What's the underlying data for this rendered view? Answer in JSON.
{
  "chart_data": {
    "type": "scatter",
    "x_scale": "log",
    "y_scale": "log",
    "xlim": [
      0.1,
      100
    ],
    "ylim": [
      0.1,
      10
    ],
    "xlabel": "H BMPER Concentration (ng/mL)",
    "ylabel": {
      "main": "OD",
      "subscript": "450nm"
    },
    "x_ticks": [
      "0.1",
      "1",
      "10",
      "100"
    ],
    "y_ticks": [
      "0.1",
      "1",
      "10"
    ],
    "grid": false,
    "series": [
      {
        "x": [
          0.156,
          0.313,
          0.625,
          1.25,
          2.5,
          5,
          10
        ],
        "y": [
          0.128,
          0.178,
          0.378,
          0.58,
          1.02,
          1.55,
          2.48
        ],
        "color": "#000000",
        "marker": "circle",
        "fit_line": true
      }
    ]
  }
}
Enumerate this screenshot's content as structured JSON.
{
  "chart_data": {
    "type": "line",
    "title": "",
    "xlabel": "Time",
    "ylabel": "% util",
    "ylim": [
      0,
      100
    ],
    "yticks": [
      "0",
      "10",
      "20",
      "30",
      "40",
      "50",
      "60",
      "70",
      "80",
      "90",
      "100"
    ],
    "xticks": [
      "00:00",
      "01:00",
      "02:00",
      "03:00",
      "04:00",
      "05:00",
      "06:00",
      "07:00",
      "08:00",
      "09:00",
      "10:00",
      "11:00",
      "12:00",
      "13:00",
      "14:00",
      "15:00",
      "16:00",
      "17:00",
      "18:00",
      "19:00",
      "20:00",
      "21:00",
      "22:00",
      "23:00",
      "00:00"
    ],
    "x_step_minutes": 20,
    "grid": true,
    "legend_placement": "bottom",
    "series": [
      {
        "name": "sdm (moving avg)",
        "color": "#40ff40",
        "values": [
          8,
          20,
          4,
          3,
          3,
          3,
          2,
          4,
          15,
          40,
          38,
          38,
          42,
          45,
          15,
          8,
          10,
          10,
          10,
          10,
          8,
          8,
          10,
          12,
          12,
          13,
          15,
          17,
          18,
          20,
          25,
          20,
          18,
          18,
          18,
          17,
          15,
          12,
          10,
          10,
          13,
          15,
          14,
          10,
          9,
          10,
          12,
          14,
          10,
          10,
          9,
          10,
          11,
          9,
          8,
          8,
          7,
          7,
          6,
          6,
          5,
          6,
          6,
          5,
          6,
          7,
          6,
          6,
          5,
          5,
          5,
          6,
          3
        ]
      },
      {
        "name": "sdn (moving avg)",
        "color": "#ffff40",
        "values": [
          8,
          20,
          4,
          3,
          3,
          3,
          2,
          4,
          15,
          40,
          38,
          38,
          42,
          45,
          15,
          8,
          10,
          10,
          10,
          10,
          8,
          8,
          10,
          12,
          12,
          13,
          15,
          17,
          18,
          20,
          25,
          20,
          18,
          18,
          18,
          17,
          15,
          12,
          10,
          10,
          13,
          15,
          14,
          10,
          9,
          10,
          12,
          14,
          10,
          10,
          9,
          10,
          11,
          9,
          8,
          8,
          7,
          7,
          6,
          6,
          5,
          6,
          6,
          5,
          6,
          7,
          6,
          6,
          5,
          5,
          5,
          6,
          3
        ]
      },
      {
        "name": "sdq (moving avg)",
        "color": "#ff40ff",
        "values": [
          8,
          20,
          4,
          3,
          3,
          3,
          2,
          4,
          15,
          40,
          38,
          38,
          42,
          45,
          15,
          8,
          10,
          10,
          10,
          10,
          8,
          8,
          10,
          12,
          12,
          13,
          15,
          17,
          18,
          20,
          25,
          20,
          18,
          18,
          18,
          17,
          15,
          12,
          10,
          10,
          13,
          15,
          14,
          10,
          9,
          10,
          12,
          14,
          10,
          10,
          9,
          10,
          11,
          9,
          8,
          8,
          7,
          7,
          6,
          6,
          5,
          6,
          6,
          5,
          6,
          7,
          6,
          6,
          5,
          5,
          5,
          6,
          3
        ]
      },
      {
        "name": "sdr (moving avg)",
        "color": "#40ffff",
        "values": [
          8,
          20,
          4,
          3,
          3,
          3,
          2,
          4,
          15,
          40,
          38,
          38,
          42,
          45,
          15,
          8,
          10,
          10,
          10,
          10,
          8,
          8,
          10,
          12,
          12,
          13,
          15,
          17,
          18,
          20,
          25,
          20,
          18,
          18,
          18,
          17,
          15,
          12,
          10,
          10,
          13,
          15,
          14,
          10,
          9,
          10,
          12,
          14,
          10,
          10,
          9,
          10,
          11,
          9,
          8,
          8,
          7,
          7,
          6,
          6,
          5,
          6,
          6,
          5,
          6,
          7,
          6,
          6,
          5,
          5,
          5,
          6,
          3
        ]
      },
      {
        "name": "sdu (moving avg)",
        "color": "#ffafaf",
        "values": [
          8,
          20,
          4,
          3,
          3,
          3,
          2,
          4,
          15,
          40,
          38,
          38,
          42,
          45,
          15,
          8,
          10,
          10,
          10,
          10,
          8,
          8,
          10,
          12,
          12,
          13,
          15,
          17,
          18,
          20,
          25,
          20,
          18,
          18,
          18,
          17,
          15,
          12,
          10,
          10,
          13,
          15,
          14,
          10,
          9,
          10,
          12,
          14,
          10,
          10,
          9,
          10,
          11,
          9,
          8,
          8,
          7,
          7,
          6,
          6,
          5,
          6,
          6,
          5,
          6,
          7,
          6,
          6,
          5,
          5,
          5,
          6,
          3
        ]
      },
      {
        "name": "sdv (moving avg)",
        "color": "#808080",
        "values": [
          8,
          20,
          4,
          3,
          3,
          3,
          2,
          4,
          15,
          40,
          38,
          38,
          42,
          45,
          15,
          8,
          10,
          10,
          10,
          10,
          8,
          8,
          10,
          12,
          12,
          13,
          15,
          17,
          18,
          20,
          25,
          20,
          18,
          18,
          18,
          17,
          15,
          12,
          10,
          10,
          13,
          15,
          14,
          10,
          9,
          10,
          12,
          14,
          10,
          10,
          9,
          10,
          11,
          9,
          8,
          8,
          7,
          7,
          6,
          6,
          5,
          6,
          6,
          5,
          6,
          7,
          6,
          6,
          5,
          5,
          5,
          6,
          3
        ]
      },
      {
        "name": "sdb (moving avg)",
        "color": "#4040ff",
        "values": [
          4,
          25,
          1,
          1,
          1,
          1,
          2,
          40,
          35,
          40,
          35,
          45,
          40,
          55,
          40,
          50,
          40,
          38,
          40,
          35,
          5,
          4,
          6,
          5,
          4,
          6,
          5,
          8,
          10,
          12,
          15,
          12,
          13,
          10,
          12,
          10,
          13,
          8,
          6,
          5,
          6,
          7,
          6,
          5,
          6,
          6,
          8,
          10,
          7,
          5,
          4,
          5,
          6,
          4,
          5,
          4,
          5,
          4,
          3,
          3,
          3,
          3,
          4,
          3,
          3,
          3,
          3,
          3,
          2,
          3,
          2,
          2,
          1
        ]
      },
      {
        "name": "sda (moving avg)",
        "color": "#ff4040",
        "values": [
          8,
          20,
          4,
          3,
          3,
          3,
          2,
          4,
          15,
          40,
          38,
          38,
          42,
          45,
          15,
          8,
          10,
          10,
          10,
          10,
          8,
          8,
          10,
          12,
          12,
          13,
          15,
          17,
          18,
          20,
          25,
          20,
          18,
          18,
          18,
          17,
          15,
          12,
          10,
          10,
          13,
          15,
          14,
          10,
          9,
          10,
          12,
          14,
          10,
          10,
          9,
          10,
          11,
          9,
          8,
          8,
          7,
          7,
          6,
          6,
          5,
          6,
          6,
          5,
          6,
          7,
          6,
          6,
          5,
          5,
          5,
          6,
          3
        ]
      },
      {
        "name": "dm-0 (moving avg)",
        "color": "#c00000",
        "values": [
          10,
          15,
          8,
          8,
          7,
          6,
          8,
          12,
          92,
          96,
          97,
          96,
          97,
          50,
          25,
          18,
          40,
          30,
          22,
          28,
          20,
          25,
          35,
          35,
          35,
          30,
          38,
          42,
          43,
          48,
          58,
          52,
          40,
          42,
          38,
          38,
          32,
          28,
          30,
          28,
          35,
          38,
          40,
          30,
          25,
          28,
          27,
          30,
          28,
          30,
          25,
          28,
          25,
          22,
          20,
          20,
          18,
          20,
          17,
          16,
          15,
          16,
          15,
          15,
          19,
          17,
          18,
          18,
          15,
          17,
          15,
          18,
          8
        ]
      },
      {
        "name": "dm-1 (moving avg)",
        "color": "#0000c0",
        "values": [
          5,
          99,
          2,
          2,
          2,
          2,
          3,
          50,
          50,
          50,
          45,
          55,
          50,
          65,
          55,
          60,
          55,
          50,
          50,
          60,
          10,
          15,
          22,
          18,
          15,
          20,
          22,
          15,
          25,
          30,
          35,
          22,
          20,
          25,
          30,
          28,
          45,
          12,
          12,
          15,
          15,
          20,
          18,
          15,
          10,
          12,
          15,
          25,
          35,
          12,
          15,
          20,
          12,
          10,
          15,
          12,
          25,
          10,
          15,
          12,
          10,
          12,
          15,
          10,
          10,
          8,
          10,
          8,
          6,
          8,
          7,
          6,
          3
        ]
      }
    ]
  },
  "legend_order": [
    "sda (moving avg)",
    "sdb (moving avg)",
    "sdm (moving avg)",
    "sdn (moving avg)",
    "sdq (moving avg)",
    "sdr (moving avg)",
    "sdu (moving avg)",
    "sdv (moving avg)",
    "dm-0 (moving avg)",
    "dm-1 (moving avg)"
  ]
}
==============================
Look through the lines above and collect those with the word "xlabel".

    "xlabel": "H BMPER Concentration (ng/mL)",
    "xlabel": "Time",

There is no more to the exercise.